▶ PROBLEM STATEMENT
Comb the records below for the string "data" and copy each line where it turns up.

▶ INPUT MATERIAL
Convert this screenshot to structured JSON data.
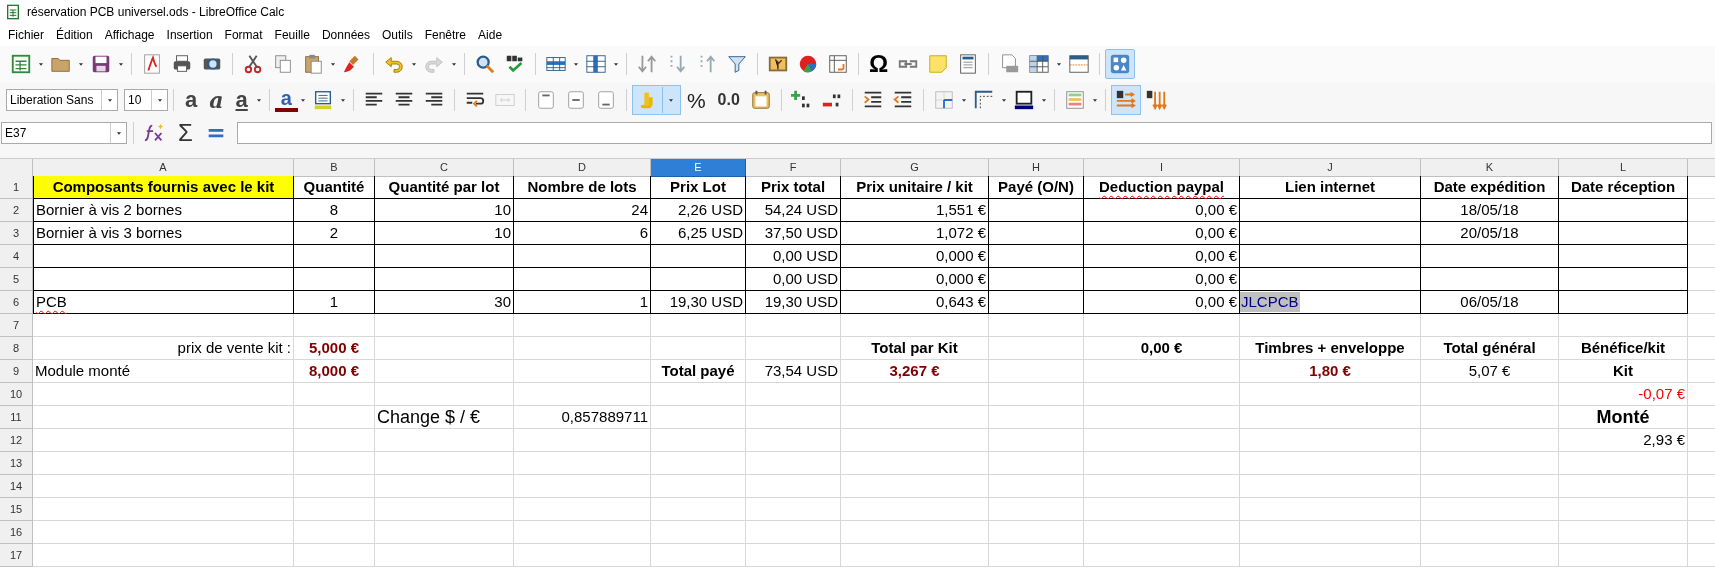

---

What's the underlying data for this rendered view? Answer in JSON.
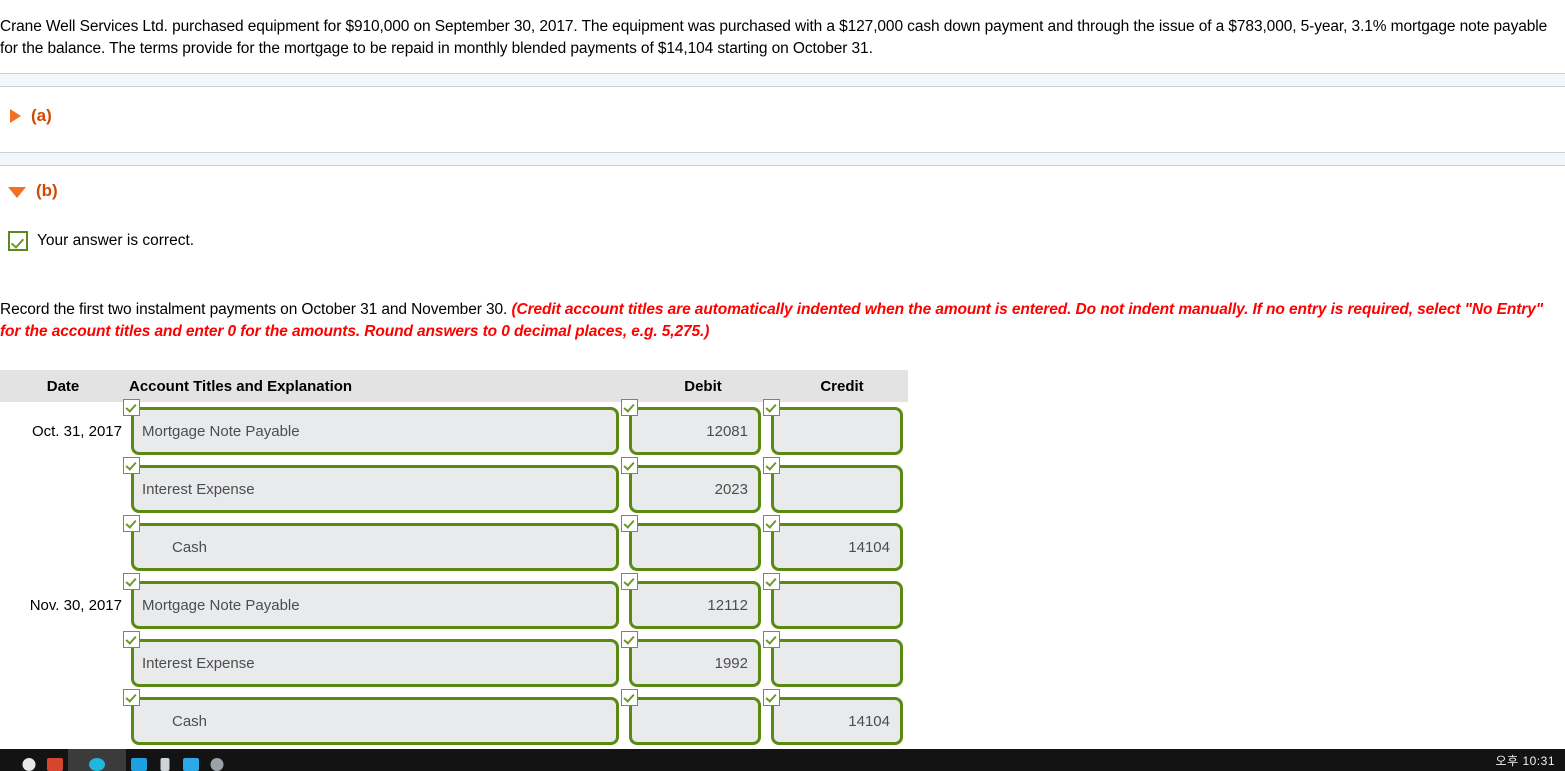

---

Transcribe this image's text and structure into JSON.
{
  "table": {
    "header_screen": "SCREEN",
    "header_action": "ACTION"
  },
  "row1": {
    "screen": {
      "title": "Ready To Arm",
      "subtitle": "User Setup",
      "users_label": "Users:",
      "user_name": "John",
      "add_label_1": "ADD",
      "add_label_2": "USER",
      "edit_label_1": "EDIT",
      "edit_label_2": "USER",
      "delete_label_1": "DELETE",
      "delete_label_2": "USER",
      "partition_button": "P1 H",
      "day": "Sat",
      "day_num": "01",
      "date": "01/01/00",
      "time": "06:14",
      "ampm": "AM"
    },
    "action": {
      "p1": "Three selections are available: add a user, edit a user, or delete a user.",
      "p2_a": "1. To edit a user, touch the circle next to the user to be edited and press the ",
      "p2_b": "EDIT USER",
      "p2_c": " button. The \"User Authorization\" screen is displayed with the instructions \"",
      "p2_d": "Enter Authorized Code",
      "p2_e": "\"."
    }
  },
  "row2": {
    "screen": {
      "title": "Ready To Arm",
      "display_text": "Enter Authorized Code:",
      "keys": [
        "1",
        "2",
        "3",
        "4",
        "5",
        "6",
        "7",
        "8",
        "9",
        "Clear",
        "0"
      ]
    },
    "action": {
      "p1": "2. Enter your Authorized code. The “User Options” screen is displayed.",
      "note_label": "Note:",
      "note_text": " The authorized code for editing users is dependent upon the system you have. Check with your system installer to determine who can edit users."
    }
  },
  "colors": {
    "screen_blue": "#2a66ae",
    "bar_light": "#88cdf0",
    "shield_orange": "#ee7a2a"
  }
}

▶ IN RESPONSE
Convert this screenshot to structured JSON data.
What's the underlying data for this rendered view? Answer in JSON.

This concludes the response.